→ **Task goal**:
Gather all lines in the entries below that include the word "birthday".

Records from a dataset
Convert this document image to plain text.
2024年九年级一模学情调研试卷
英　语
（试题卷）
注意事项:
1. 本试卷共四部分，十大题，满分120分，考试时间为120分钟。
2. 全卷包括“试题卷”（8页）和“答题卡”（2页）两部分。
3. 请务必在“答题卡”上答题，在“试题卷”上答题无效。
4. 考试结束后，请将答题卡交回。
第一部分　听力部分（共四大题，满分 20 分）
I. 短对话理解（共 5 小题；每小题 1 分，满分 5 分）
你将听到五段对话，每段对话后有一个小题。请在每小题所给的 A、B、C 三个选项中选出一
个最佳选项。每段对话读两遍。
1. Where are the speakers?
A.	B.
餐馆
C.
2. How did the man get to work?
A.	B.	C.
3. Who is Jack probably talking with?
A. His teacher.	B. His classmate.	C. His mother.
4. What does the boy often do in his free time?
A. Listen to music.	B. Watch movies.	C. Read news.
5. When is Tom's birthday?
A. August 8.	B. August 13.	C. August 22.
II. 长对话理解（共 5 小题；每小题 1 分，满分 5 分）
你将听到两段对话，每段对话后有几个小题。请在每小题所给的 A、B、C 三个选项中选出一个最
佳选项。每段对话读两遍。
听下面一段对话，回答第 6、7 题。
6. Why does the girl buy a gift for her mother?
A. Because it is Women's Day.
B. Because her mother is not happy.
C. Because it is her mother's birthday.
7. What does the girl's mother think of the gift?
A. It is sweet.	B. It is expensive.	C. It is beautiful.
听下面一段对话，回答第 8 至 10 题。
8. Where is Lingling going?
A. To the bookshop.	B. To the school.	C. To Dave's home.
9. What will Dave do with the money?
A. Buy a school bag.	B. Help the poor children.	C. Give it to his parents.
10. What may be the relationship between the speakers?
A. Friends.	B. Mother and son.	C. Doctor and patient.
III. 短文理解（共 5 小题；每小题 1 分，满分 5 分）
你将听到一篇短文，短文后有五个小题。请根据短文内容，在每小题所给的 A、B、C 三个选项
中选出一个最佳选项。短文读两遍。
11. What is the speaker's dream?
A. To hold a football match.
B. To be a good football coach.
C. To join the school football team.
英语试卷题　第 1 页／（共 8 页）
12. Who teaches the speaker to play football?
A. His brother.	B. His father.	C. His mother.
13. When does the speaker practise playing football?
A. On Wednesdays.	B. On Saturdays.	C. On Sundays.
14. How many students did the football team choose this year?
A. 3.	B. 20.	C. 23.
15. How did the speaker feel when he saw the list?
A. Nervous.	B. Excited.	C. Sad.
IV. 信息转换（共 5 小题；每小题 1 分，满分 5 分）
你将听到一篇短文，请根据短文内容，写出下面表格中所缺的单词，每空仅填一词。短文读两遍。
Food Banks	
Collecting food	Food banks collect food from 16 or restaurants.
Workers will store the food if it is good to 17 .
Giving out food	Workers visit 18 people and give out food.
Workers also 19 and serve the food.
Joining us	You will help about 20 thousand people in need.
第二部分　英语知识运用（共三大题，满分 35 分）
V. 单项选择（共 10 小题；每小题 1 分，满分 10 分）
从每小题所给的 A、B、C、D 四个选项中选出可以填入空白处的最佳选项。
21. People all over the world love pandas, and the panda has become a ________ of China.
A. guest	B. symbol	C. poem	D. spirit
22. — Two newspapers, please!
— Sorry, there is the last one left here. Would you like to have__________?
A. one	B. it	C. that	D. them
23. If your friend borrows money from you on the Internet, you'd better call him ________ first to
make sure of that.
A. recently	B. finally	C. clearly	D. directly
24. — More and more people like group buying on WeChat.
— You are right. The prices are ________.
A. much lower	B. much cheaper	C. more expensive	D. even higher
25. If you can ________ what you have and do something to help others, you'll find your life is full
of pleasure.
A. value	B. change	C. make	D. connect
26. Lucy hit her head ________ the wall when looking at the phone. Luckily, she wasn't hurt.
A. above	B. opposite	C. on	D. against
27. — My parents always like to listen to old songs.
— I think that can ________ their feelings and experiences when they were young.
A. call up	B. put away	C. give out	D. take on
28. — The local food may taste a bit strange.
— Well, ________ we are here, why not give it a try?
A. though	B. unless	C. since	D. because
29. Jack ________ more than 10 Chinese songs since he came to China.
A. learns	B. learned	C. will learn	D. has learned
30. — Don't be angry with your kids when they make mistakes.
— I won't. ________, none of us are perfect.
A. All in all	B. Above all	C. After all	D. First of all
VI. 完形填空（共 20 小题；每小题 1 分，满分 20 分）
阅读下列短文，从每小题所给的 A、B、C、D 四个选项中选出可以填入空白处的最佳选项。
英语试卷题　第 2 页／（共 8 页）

→ **Final answer**:
5. When is Tom's birthday?
C. Because it is her mother's birthday.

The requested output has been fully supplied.